— Given instruction —
Tally the lines that contain the string "right" and give the number by itself.

===== Provided data =====

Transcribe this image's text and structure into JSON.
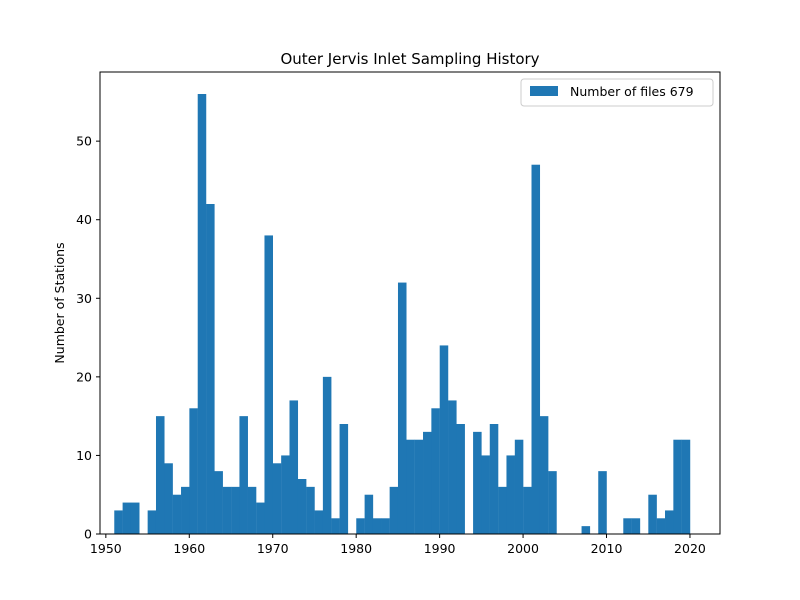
{
  "chart_data": {
    "type": "bar",
    "title": "Outer Jervis Inlet Sampling History",
    "xlabel": "",
    "ylabel": "Number of Stations",
    "xlim": [
      1949.3,
      2023.6
    ],
    "ylim": [
      0,
      58.8
    ],
    "x_ticks": [
      1950,
      1960,
      1970,
      1980,
      1990,
      2000,
      2010,
      2020
    ],
    "y_ticks": [
      0,
      10,
      20,
      30,
      40,
      50
    ],
    "grid": false,
    "legend_position": "top-right",
    "bar_color": "#1f77b4",
    "bin_width": 0.98,
    "series": [
      {
        "name": "Number of files 679",
        "x": [
          1951.5,
          1952.5,
          1953.5,
          1955.5,
          1956.5,
          1957.5,
          1958.5,
          1959.5,
          1960.5,
          1961.5,
          1962.5,
          1963.5,
          1964.5,
          1965.5,
          1966.5,
          1967.5,
          1968.5,
          1969.5,
          1970.5,
          1971.5,
          1972.5,
          1973.5,
          1974.5,
          1975.5,
          1976.5,
          1977.5,
          1978.5,
          1980.5,
          1981.5,
          1982.5,
          1983.5,
          1984.5,
          1985.5,
          1986.5,
          1987.5,
          1988.5,
          1989.5,
          1990.5,
          1991.5,
          1992.5,
          1994.5,
          1995.5,
          1996.5,
          1997.5,
          1998.5,
          1999.5,
          2000.5,
          2001.5,
          2002.5,
          2003.5,
          2007.5,
          2009.5,
          2012.5,
          2013.5,
          2015.5,
          2016.5,
          2017.5,
          2018.5,
          2019.5
        ],
        "values": [
          3,
          4,
          4,
          3,
          15,
          9,
          5,
          6,
          16,
          56,
          42,
          8,
          6,
          6,
          15,
          6,
          4,
          38,
          9,
          10,
          17,
          7,
          6,
          3,
          20,
          2,
          14,
          2,
          5,
          2,
          2,
          6,
          32,
          12,
          12,
          13,
          16,
          24,
          17,
          14,
          13,
          10,
          14,
          6,
          10,
          12,
          6,
          47,
          15,
          8,
          1,
          8,
          2,
          2,
          5,
          2,
          3,
          12,
          12
        ]
      }
    ]
  }
}
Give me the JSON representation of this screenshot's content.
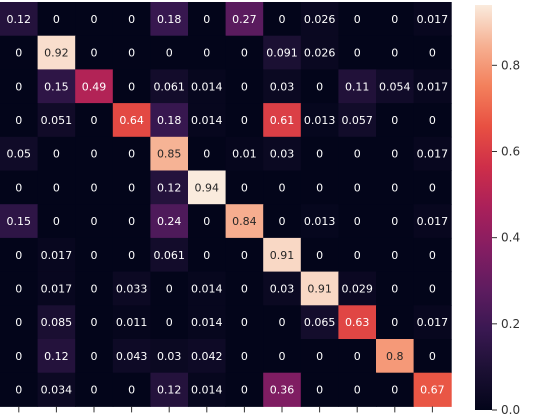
{
  "chart_data": {
    "type": "heatmap",
    "title": "",
    "xlabel": "",
    "ylabel": "",
    "rows": [
      [
        0.12,
        0,
        0,
        0,
        0.18,
        0,
        0.27,
        0,
        0.026,
        0,
        0,
        0.017
      ],
      [
        0,
        0.92,
        0,
        0,
        0,
        0,
        0,
        0.091,
        0.026,
        0,
        0,
        0
      ],
      [
        0,
        0.15,
        0.49,
        0,
        0.061,
        0.014,
        0,
        0.03,
        0,
        0.11,
        0.054,
        0.017
      ],
      [
        0,
        0.051,
        0,
        0.64,
        0.18,
        0.014,
        0,
        0.61,
        0.013,
        0.057,
        0,
        0
      ],
      [
        0.05,
        0,
        0,
        0,
        0.85,
        0,
        0.01,
        0.03,
        0,
        0,
        0,
        0.017
      ],
      [
        0,
        0,
        0,
        0,
        0.12,
        0.94,
        0,
        0,
        0,
        0,
        0,
        0
      ],
      [
        0.15,
        0,
        0,
        0,
        0.24,
        0,
        0.84,
        0,
        0.013,
        0,
        0,
        0.017
      ],
      [
        0,
        0.017,
        0,
        0,
        0.061,
        0,
        0,
        0.91,
        0,
        0,
        0,
        0
      ],
      [
        0,
        0.017,
        0,
        0.033,
        0,
        0.014,
        0,
        0.03,
        0.91,
        0.029,
        0,
        0
      ],
      [
        0,
        0.085,
        0,
        0.011,
        0,
        0.014,
        0,
        0,
        0.065,
        0.63,
        0,
        0.017
      ],
      [
        0,
        0.12,
        0,
        0.043,
        0.03,
        0.042,
        0,
        0,
        0,
        0,
        0.8,
        0
      ],
      [
        0,
        0.034,
        0,
        0,
        0.12,
        0.014,
        0,
        0.36,
        0,
        0,
        0,
        0.67
      ]
    ],
    "labels": [
      [
        "0.12",
        "0",
        "0",
        "0",
        "0.18",
        "0",
        "0.27",
        "0",
        "0.026",
        "0",
        "0",
        "0.017"
      ],
      [
        "0",
        "0.92",
        "0",
        "0",
        "0",
        "0",
        "0",
        "0.091",
        "0.026",
        "0",
        "0",
        "0"
      ],
      [
        "0",
        "0.15",
        "0.49",
        "0",
        "0.061",
        "0.014",
        "0",
        "0.03",
        "0",
        "0.11",
        "0.054",
        "0.017"
      ],
      [
        "0",
        "0.051",
        "0",
        "0.64",
        "0.18",
        "0.014",
        "0",
        "0.61",
        "0.013",
        "0.057",
        "0",
        "0"
      ],
      [
        "0.05",
        "0",
        "0",
        "0",
        "0.85",
        "0",
        "0.01",
        "0.03",
        "0",
        "0",
        "0",
        "0.017"
      ],
      [
        "0",
        "0",
        "0",
        "0",
        "0.12",
        "0.94",
        "0",
        "0",
        "0",
        "0",
        "0",
        "0"
      ],
      [
        "0.15",
        "0",
        "0",
        "0",
        "0.24",
        "0",
        "0.84",
        "0",
        "0.013",
        "0",
        "0",
        "0.017"
      ],
      [
        "0",
        "0.017",
        "0",
        "0",
        "0.061",
        "0",
        "0",
        "0.91",
        "0",
        "0",
        "0",
        "0"
      ],
      [
        "0",
        "0.017",
        "0",
        "0.033",
        "0",
        "0.014",
        "0",
        "0.03",
        "0.91",
        "0.029",
        "0",
        "0"
      ],
      [
        "0",
        "0.085",
        "0",
        "0.011",
        "0",
        "0.014",
        "0",
        "0",
        "0.065",
        "0.63",
        "0",
        "0.017"
      ],
      [
        "0",
        "0.12",
        "0",
        "0.043",
        "0.03",
        "0.042",
        "0",
        "0",
        "0",
        "0",
        "0.8",
        "0"
      ],
      [
        "0",
        "0.034",
        "0",
        "0",
        "0.12",
        "0.014",
        "0",
        "0.36",
        "0",
        "0",
        "0",
        "0.67"
      ]
    ],
    "colorbar": {
      "ticks": [
        "0.0",
        "0.2",
        "0.4",
        "0.6",
        "0.8"
      ],
      "tick_values": [
        0,
        0.2,
        0.4,
        0.6,
        0.8
      ],
      "vmin": 0,
      "vmax": 0.94,
      "colormap": "rocket"
    },
    "grid": false,
    "legend": "colorbar-right"
  }
}
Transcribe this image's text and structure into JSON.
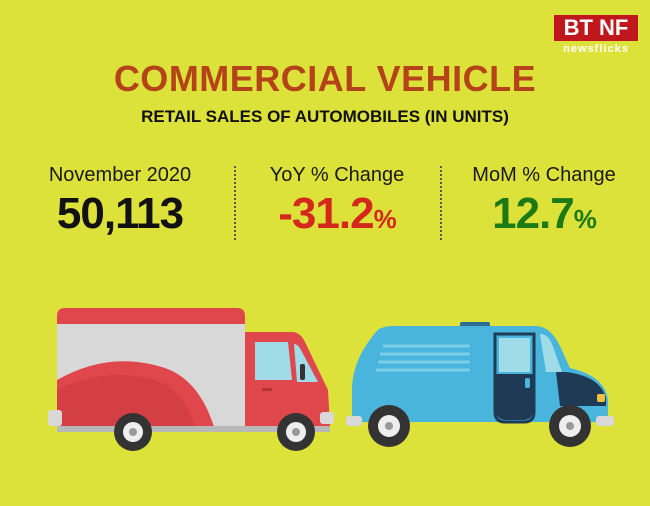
{
  "brand": {
    "logo_text": "BT NF",
    "logo_sub": "newsflicks"
  },
  "header": {
    "title": "COMMERCIAL VEHICLE",
    "subtitle": "RETAIL SALES OF AUTOMOBILES (IN UNITS)"
  },
  "stats": [
    {
      "label": "November 2020",
      "value": "50,113",
      "suffix": "",
      "color": "#111111"
    },
    {
      "label": "YoY % Change",
      "value": "-31.2",
      "suffix": "%",
      "color": "#d5281d"
    },
    {
      "label": "MoM % Change",
      "value": "12.7",
      "suffix": "%",
      "color": "#1b7a14"
    }
  ],
  "colors": {
    "background": "#dde23a",
    "title": "#b5431a",
    "truck_red": "#e0474c",
    "van_blue": "#4ab5dc"
  },
  "illustrations": [
    "delivery-truck-icon",
    "van-icon"
  ]
}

=====

— Task answer —
2